=== Recorded data ===

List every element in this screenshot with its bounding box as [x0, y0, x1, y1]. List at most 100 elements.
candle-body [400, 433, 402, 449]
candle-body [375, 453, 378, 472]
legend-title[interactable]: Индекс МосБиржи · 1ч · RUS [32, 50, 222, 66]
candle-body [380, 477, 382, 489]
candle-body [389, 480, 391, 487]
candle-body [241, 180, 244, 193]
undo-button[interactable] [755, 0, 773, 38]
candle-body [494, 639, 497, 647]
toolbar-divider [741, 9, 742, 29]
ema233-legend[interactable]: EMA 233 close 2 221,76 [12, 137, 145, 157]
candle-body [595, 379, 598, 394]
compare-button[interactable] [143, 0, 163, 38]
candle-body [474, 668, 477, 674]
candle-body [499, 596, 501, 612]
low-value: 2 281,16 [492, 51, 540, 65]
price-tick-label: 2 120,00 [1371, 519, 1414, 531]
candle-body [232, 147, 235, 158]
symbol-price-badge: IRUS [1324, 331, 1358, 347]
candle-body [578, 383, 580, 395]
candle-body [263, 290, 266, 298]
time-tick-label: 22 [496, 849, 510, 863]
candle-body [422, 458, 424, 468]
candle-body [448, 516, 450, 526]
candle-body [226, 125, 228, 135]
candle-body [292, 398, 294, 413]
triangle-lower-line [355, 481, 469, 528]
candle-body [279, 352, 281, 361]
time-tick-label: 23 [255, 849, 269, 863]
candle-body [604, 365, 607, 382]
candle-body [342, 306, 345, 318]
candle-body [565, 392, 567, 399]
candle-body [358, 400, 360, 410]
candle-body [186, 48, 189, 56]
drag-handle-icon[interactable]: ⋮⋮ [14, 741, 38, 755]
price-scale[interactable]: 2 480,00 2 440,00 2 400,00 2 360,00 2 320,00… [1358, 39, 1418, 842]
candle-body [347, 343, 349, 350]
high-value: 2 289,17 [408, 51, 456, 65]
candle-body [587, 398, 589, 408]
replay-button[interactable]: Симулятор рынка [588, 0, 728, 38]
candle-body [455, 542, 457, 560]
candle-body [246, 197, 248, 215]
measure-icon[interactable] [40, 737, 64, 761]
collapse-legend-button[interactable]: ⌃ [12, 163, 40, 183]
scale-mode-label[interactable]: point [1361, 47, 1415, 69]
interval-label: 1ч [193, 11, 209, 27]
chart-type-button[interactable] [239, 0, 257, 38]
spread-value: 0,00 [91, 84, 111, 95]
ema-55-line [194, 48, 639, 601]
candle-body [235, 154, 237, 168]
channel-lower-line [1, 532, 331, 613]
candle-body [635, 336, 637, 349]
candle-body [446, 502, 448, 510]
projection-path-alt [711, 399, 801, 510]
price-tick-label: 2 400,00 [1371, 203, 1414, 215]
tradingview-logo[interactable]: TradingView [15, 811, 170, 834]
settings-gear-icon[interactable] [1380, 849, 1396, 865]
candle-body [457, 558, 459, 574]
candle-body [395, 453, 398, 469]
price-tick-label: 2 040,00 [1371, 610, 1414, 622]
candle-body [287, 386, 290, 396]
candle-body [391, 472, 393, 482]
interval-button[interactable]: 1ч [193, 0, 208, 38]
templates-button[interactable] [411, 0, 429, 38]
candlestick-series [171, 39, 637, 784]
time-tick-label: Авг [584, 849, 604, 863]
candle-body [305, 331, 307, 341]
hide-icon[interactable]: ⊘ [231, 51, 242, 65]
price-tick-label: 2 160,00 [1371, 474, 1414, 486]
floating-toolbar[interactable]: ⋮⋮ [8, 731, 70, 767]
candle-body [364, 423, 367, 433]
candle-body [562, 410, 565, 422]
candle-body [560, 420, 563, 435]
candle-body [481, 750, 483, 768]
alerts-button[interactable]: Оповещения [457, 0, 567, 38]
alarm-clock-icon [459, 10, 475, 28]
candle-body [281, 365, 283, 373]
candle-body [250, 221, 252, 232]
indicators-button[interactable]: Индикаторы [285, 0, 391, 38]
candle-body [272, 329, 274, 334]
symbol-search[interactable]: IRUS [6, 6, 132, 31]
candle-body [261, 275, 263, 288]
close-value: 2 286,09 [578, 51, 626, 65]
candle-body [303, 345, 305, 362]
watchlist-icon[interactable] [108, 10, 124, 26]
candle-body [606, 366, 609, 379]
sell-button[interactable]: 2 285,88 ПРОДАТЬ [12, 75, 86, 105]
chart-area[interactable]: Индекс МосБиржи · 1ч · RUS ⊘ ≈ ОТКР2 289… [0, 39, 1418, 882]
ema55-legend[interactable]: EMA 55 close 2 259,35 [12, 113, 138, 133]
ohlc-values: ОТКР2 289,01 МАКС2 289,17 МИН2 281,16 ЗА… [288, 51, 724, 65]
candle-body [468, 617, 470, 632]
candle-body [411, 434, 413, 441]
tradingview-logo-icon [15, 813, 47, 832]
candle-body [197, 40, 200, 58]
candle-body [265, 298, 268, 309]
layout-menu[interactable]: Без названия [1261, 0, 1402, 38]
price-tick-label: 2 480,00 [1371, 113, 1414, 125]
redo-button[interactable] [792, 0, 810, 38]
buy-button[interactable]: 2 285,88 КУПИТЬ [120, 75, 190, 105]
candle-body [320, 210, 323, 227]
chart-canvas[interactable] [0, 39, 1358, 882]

===

▸ **Work instructions**:
Please convert every line of the records above into a numbered list, leaving out any blank lines.

▸ **Solution to this task**:
1. List every element in this screenshot with its bounding box as [x0, y0, x1, y1]. List at most 100 elements.
2. candle-body [400, 433, 402, 449]
3. candle-body [375, 453, 378, 472]
4. legend-title[interactable]: Индекс МосБиржи · 1ч · RUS [32, 50, 222, 66]
5. candle-body [380, 477, 382, 489]
6. candle-body [389, 480, 391, 487]
7. candle-body [241, 180, 244, 193]
8. undo-button[interactable] [755, 0, 773, 38]
9. candle-body [494, 639, 497, 647]
10. toolbar-divider [741, 9, 742, 29]
11. ema233-legend[interactable]: EMA 233 close 2 221,76 [12, 137, 145, 157]
12. candle-body [595, 379, 598, 394]
13. compare-button[interactable] [143, 0, 163, 38]
14. candle-body [474, 668, 477, 674]
15. candle-body [499, 596, 501, 612]
16. low-value: 2 281,16 [492, 51, 540, 65]
17. price-tick-label: 2 120,00 [1371, 519, 1414, 531]
18. candle-body [232, 147, 235, 158]
19. symbol-price-badge: IRUS [1324, 331, 1358, 347]
20. candle-body [578, 383, 580, 395]
21. candle-body [263, 290, 266, 298]
22. time-tick-label: 22 [496, 849, 510, 863]
23. candle-body [422, 458, 424, 468]
24. candle-body [448, 516, 450, 526]
25. candle-body [226, 125, 228, 135]
26. candle-body [292, 398, 294, 413]
27. triangle-lower-line [355, 481, 469, 528]
28. candle-body [279, 352, 281, 361]
29. time-tick-label: 23 [255, 849, 269, 863]
30. candle-body [604, 365, 607, 382]
31. candle-body [342, 306, 345, 318]
32. candle-body [565, 392, 567, 399]
33. candle-body [358, 400, 360, 410]
34. candle-body [186, 48, 189, 56]
35. drag-handle-icon[interactable]: ⋮⋮ [14, 741, 38, 755]
36. price-scale[interactable]: 2 480,00 2 440,00 2 400,00 2 360,00 2 320,00… [1358, 39, 1418, 842]
37. candle-body [347, 343, 349, 350]
38. high-value: 2 289,17 [408, 51, 456, 65]
39. candle-body [587, 398, 589, 408]
40. replay-button[interactable]: Симулятор рынка [588, 0, 728, 38]
41. candle-body [455, 542, 457, 560]
42. candle-body [246, 197, 248, 215]
43. measure-icon[interactable] [40, 737, 64, 761]
44. collapse-legend-button[interactable]: ⌃ [12, 163, 40, 183]
45. scale-mode-label[interactable]: point [1361, 47, 1415, 69]
46. interval-label: 1ч [193, 11, 209, 27]
47. chart-type-button[interactable] [239, 0, 257, 38]
48. spread-value: 0,00 [91, 84, 111, 95]
49. ema-55-line [194, 48, 639, 601]
50. candle-body [235, 154, 237, 168]
51. channel-lower-line [1, 532, 331, 613]
52. candle-body [635, 336, 637, 349]
53. candle-body [446, 502, 448, 510]
54. projection-path-alt [711, 399, 801, 510]
55. price-tick-label: 2 400,00 [1371, 203, 1414, 215]
56. tradingview-logo[interactable]: TradingView [15, 811, 170, 834]
57. settings-gear-icon[interactable] [1380, 849, 1396, 865]
58. candle-body [457, 558, 459, 574]
59. candle-body [395, 453, 398, 469]
60. price-tick-label: 2 040,00 [1371, 610, 1414, 622]
61. candle-body [287, 386, 290, 396]
62. candle-body [391, 472, 393, 482]
63. interval-button[interactable]: 1ч [193, 0, 208, 38]
64. templates-button[interactable] [411, 0, 429, 38]
65. candlestick-series [171, 39, 637, 784]
66. time-tick-label: Авг [584, 849, 604, 863]
67. candle-body [305, 331, 307, 341]
68. hide-icon[interactable]: ⊘ [231, 51, 242, 65]
69. price-tick-label: 2 160,00 [1371, 474, 1414, 486]
70. floating-toolbar[interactable]: ⋮⋮ [8, 731, 70, 767]
71. candle-body [364, 423, 367, 433]
72. candle-body [562, 410, 565, 422]
73. candle-body [560, 420, 563, 435]
74. candle-body [481, 750, 483, 768]
75. alerts-button[interactable]: Оповещения [457, 0, 567, 38]
76. alarm-clock-icon [459, 10, 475, 28]
77. candle-body [281, 365, 283, 373]
78. candle-body [250, 221, 252, 232]
79. indicators-button[interactable]: Индикаторы [285, 0, 391, 38]
80. candle-body [272, 329, 274, 334]
81. symbol-search[interactable]: IRUS [6, 6, 132, 31]
82. candle-body [261, 275, 263, 288]
83. close-value: 2 286,09 [578, 51, 626, 65]
84. candle-body [303, 345, 305, 362]
85. watchlist-icon[interactable] [108, 10, 124, 26]
86. candle-body [606, 366, 609, 379]
87. sell-button[interactable]: 2 285,88 ПРОДАТЬ [12, 75, 86, 105]
88. chart-area[interactable]: Индекс МосБиржи · 1ч · RUS ⊘ ≈ ОТКР2 289… [0, 39, 1418, 882]
89. ema55-legend[interactable]: EMA 55 close 2 259,35 [12, 113, 138, 133]
90. ohlc-values: ОТКР2 289,01 МАКС2 289,17 МИН2 281,16 ЗА… [288, 51, 724, 65]
91. candle-body [468, 617, 470, 632]
92. candle-body [411, 434, 413, 441]
93. tradingview-logo-icon [15, 813, 47, 832]
94. candle-body [197, 40, 200, 58]
95. candle-body [265, 298, 268, 309]
96. layout-menu[interactable]: Без названия [1261, 0, 1402, 38]
97. price-tick-label: 2 480,00 [1371, 113, 1414, 125]
98. redo-button[interactable] [792, 0, 810, 38]
99. buy-button[interactable]: 2 285,88 КУПИТЬ [120, 75, 190, 105]
100. candle-body [320, 210, 323, 227]
101. chart-canvas[interactable] [0, 39, 1358, 882]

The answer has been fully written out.